### Your objective:
The listing below is to be output in its exact form.

### Entries:
________________________

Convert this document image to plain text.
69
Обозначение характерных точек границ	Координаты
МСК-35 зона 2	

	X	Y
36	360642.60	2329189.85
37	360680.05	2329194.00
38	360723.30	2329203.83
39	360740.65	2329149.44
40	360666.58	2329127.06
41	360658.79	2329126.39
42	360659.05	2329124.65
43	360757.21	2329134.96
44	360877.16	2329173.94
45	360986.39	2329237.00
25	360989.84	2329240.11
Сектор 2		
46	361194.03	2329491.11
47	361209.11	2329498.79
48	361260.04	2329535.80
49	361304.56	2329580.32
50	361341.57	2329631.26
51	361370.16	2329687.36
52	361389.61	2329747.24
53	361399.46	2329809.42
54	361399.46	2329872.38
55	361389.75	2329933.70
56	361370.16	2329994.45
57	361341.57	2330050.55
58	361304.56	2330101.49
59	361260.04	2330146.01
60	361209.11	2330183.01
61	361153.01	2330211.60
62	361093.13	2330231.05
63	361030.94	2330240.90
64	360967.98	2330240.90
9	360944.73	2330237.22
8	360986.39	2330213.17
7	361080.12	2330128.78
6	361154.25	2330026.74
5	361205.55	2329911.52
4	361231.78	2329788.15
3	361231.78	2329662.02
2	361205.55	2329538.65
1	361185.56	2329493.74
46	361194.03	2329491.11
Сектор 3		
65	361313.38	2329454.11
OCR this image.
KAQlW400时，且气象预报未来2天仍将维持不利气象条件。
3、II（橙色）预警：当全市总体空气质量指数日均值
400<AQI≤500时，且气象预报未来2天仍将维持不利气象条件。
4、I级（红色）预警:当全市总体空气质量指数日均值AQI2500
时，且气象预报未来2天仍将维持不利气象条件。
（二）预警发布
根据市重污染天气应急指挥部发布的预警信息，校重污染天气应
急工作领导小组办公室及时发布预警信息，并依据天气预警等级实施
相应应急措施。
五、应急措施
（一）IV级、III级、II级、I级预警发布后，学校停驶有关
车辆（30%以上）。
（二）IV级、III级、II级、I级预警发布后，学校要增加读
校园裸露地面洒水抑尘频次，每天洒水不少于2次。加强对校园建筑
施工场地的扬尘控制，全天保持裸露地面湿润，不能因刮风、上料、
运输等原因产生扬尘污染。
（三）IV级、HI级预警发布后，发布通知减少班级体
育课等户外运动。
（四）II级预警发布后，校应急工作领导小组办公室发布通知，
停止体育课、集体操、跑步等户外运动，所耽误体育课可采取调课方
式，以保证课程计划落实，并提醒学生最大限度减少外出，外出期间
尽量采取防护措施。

________________________

### Right answer:
Convert this document image to plain text.
69
Обозначение характерных точек границ	Координаты
МСК-35 зона 2	

	X	Y
36	360642.60	2329189.85
37	360680.05	2329194.00
38	360723.30	2329203.83
39	360740.65	2329149.44
40	360666.58	2329127.06
41	360658.79	2329126.39
42	360659.05	2329124.65
43	360757.21	2329134.96
44	360877.16	2329173.94
45	360986.39	2329237.00
25	360989.84	2329240.11
Сектор 2		
46	361194.03	2329491.11
47	361209.11	2329498.79
48	361260.04	2329535.80
49	361304.56	2329580.32
50	361341.57	2329631.26
51	361370.16	2329687.36
52	361389.61	2329747.24
53	361399.46	2329809.42
54	361399.46	2329872.38
55	361389.75	2329933.70
56	361370.16	2329994.45
57	361341.57	2330050.55
58	361304.56	2330101.49
59	361260.04	2330146.01
60	361209.11	2330183.01
61	361153.01	2330211.60
62	361093.13	2330231.05
63	361030.94	2330240.90
64	360967.98	2330240.90
9	360944.73	2330237.22
8	360986.39	2330213.17
7	361080.12	2330128.78
6	361154.25	2330026.74
5	361205.55	2329911.52
4	361231.78	2329788.15
3	361231.78	2329662.02
2	361205.55	2329538.65
1	361185.56	2329493.74
46	361194.03	2329491.11
Сектор 3		
65	361313.38	2329454.11
OCR this image.
KAQlW400时，且气象预报未来2天仍将维持不利气象条件。
3、II（橙色）预警：当全市总体空气质量指数日均值
400<AQI≤500时，且气象预报未来2天仍将维持不利气象条件。
4、I级（红色）预警:当全市总体空气质量指数日均值AQI2500
时，且气象预报未来2天仍将维持不利气象条件。
（二）预警发布
根据市重污染天气应急指挥部发布的预警信息，校重污染天气应
急工作领导小组办公室及时发布预警信息，并依据天气预警等级实施
相应应急措施。
五、应急措施
（一）IV级、III级、II级、I级预警发布后，学校停驶有关
车辆（30%以上）。
（二）IV级、III级、II级、I级预警发布后，学校要增加读
校园裸露地面洒水抑尘频次，每天洒水不少于2次。加强对校园建筑
施工场地的扬尘控制，全天保持裸露地面湿润，不能因刮风、上料、
运输等原因产生扬尘污染。
（三）IV级、HI级预警发布后，发布通知减少班级体
育课等户外运动。
（四）II级预警发布后，校应急工作领导小组办公室发布通知，
停止体育课、集体操、跑步等户外运动，所耽误体育课可采取调课方
式，以保证课程计划落实，并提醒学生最大限度减少外出，外出期间
尽量采取防护措施。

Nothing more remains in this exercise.